● Court exercice 1: Relevez tous les noms propres de la critique de Chants de la Destinée, chacun une seule fois.
● Court exercice 2: Poursuivez la critique de Chants de la Destinée à partir de sa dernière phrase.

● Passage du texte:
+++++

Au Théâtre National de Chaillot, Legend Lin Dance Theatre vient de présenter le spectacle Chants de la Destinée. La chorégraphe Lin Lee-Chen s’inspire de la mythologie et du folklore taïwanais pour explorer une nouvelle fois le langage de la danse et de la « non-danse » contemporaines. Par Alexandra Bobolina.
Une densité noire saisit la vue lorsque le spectacle commence. Les yeux parcourent ce noir pour chercher une forme, une silhouette… le spectacle. Alors, on s’aperçoit, que, à côté des tambours installés aux extrémités de la scène, deux musiciennes sont apparues, entourées par la lumière inconstante des chandelles. Ce sont les battements de leurs tambours qui introduisent sur scène les premiers personnages de cette légende, dernier maillon de la trilogie de Legend Lin Dance Theatre. Lentement, très lentement, les différents éléments apparaissent parmi des décors minimalistes et des sons rythmés. Les pas se suivent nets, parfaitement mesurés et coordonnés entre une vingtaine de danseurs sur scène. Identifiables grâce aux couleurs propres à leur peau et à des costumes très contrastés, ils sont divisés en communautés entre la nature et la divinité. Aucun des personnage qui habitent la scène ne peut être considéré comme le principal, chacun étant important à un moment donné. D’une voix puissante, la sorcière chante alors que les corps blancs des ballerines s’avancent pas à pas, en réponse silencieuse au mouvement des figures noires des hommes, animaux, oiseaux, tempétueux et solides à la fois. Cette chorégraphie pratiquement statique ressemble à un tableau symboliste de par sa narration et futuriste de par sa géométrie précise. Chaque figure dans ce bouquet d’identités agit, portée par l’énergie d’un ensemble, tout est subordonné à des forces supérieures.

+++++

● Entrées:
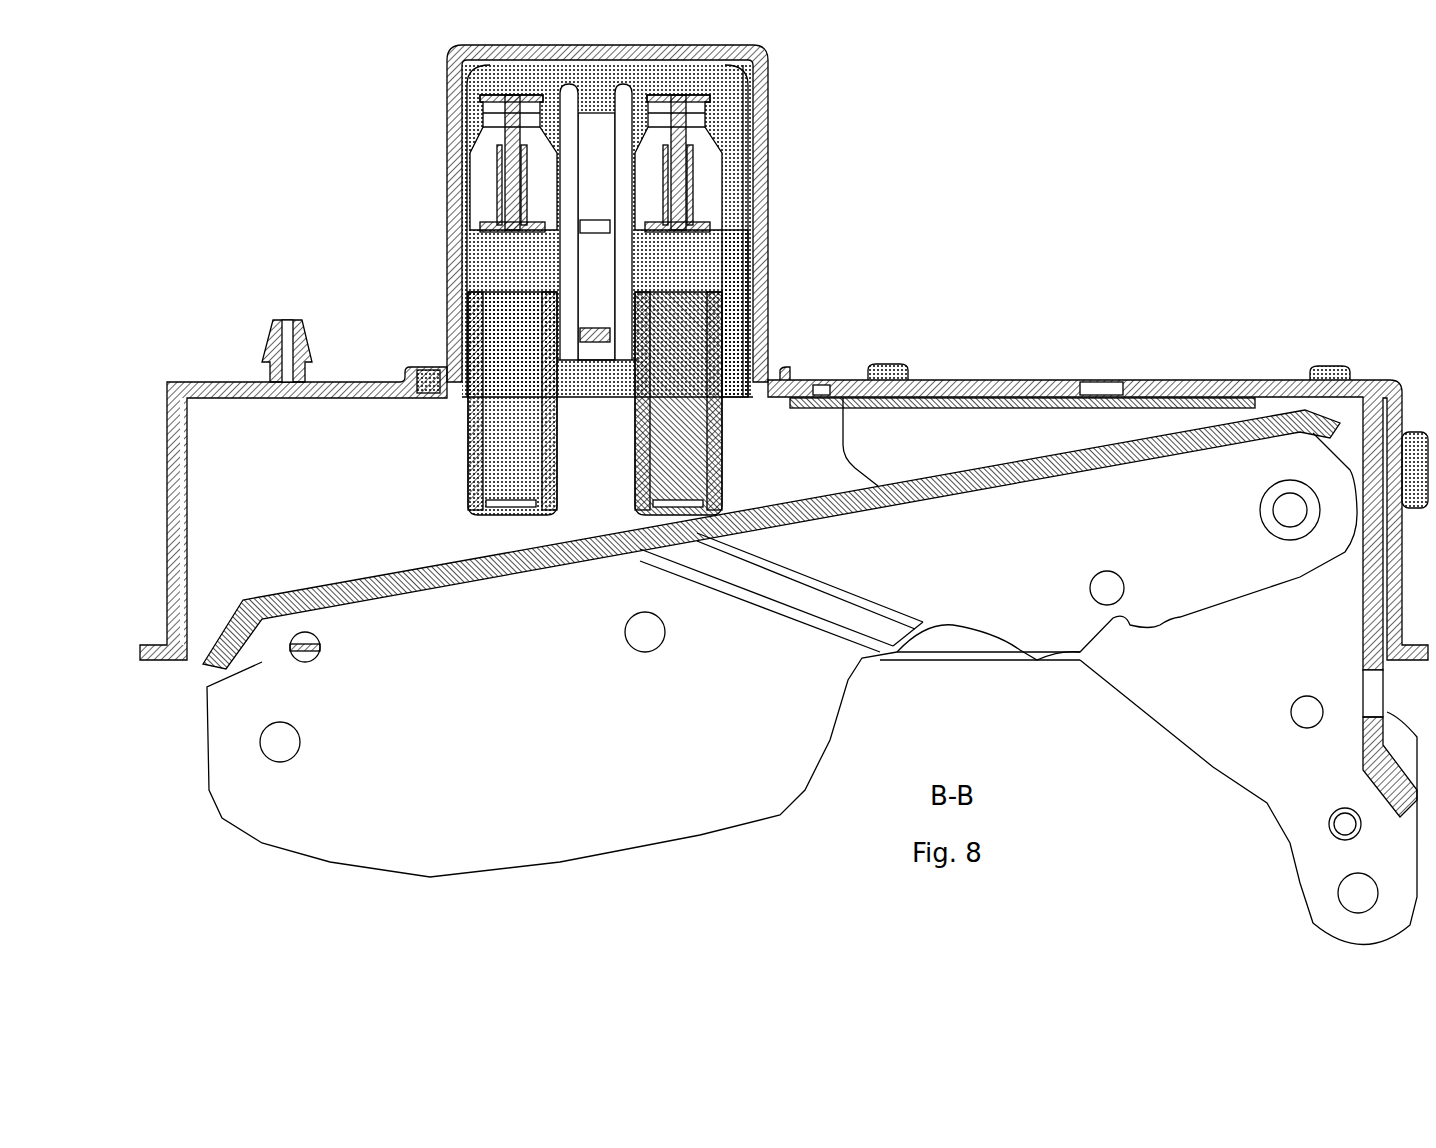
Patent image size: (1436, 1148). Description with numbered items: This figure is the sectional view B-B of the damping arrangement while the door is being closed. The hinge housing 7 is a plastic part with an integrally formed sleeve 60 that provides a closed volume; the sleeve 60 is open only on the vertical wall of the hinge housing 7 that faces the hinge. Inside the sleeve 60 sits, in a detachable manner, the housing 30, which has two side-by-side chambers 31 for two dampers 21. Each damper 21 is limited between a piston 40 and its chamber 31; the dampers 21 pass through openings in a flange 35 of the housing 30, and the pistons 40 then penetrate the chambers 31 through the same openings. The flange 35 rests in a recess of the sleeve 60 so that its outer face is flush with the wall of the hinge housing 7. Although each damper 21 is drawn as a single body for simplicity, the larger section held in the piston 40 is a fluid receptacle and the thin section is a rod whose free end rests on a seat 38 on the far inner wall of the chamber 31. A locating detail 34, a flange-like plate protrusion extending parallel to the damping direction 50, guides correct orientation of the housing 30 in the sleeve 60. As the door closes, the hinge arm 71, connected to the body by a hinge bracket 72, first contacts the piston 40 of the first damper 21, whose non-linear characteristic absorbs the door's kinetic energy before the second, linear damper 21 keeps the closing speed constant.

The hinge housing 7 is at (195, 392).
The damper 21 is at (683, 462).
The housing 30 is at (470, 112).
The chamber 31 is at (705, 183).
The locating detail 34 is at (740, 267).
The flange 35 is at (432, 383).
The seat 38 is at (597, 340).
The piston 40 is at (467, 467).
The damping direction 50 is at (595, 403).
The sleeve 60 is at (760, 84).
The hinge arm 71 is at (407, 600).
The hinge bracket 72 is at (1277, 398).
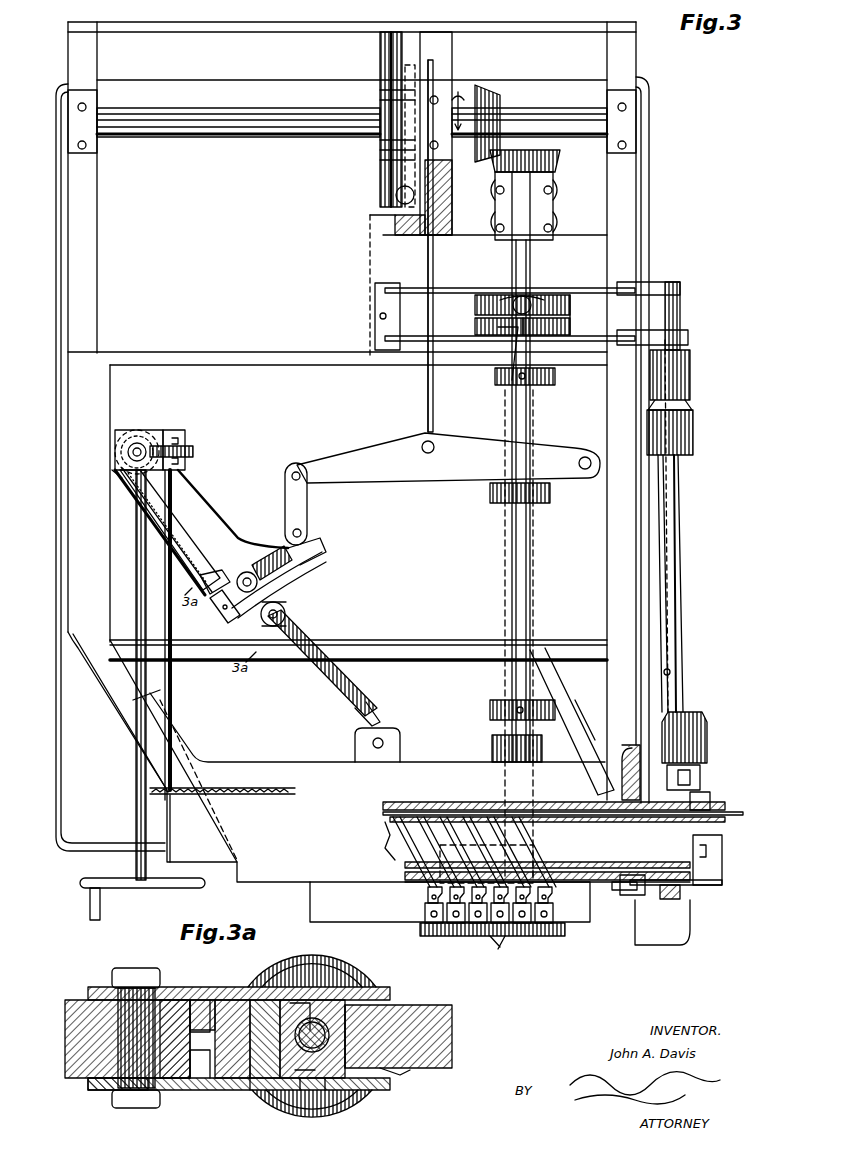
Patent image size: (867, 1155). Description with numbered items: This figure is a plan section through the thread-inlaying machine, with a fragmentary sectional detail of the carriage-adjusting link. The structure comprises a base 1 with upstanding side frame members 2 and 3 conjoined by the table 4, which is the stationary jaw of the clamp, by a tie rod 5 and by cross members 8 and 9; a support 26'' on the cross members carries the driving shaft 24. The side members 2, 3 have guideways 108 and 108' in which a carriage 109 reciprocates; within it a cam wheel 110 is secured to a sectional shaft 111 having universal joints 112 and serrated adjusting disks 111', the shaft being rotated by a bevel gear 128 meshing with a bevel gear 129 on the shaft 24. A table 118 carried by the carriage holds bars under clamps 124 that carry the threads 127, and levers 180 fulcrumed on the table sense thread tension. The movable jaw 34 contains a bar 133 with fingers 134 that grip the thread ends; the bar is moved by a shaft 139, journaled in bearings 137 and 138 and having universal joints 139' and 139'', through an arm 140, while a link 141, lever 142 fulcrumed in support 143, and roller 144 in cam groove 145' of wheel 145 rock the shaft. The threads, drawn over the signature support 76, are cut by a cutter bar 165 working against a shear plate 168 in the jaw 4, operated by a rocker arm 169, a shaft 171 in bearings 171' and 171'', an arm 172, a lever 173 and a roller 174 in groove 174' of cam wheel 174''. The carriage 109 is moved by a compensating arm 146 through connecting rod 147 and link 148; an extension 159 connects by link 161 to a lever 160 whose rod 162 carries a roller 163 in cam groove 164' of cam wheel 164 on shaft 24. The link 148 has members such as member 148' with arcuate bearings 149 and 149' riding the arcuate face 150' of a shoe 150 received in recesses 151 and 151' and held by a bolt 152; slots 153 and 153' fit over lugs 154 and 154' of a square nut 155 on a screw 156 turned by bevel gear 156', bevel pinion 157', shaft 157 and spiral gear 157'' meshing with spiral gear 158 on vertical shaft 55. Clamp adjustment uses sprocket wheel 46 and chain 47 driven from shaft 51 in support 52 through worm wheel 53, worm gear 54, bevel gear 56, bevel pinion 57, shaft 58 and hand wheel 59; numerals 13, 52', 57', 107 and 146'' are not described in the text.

+++++

● Résultat 1: Théâtre National de Chaillot, Legend Lin Dance Theatre, Chants de la Destinée, Lin Lee-Chen, Alexandra Bobolina

● Résultat 2:
Un calme imposant règne sur la scène pendant les premières (longues) minutes. On attend. Le spectacle a commencé, et pourtant, son évolution nous reste étrangère et incompréhensible. Une tension étouffée émane de cette composition, où chaque trait évoque la puissance d’une force d’une explosion qui paraît destinée à ne jamais se produire. Les décors se résument en de larges tissus, qui traversent la scène et leur transparence souligne la présence insaisissable des acteurs. Habillés et déshabillés en couleurs, vivants, maquillés, certains portent des costumes du folklore des populations taïwanaises miao, dong ou aborigènes et symbolisent leur intemporalité. Les accessoires sont parties intégrantes de leur mouvement comme les plumes, prolongations des corps des aigles ou l’éventail sur la tête d’une des danseuses centrales. Comme ça, entre la nature et la divinité, dans leur inhumanité, ces êtres fascinent le spectateur sans pour autant satisfaire la curiosité de son voyeurisme.
Puis, sans que l’on s’en aperçoive, les mouvements s’accélèrent, les sons dictent des gestes de plus en plus amples et finissent par nous absorber dans ce monde ou s’alternent les phénomènes naturels et les conflits. La légende raconte que l’esprit blanc du fleuve est amoureux d’un aigle. Mais ils ne pourront être ensemble, car l’esprit est promis en épouse à la nature. Sous les chants de la chamane une union entre la nature et l’esprit, l’aigle et le fleuve, a lieu dans une danse amoureuse. Un combat bouleverse l’équilibre et s’achève par la transformation des acteurs. Et puis la paix revient, chacun retrouve sa place. Ou plutôt rien n’a vraiment changé, du déjà vu mais en un peu différent.
Lin Lee-Chen a fondé Legend Lin Dance Theatre il y a 16 ans pour raconter sa terre natale Taïwan. En 1995, Miroirs de vie illustre un rituel religieux dans un temple et Hymne aux Fleurs Qui Passent traverse les saisons en quatre scènes où les hommes et les dieux prennent leur part dans le mouvement cyclique de la nature. Avec Chant de la destinée le cercle se ferme. Ce dernier épisode a demandé 9 ans de travail pour Legend Lin Dance Theatre.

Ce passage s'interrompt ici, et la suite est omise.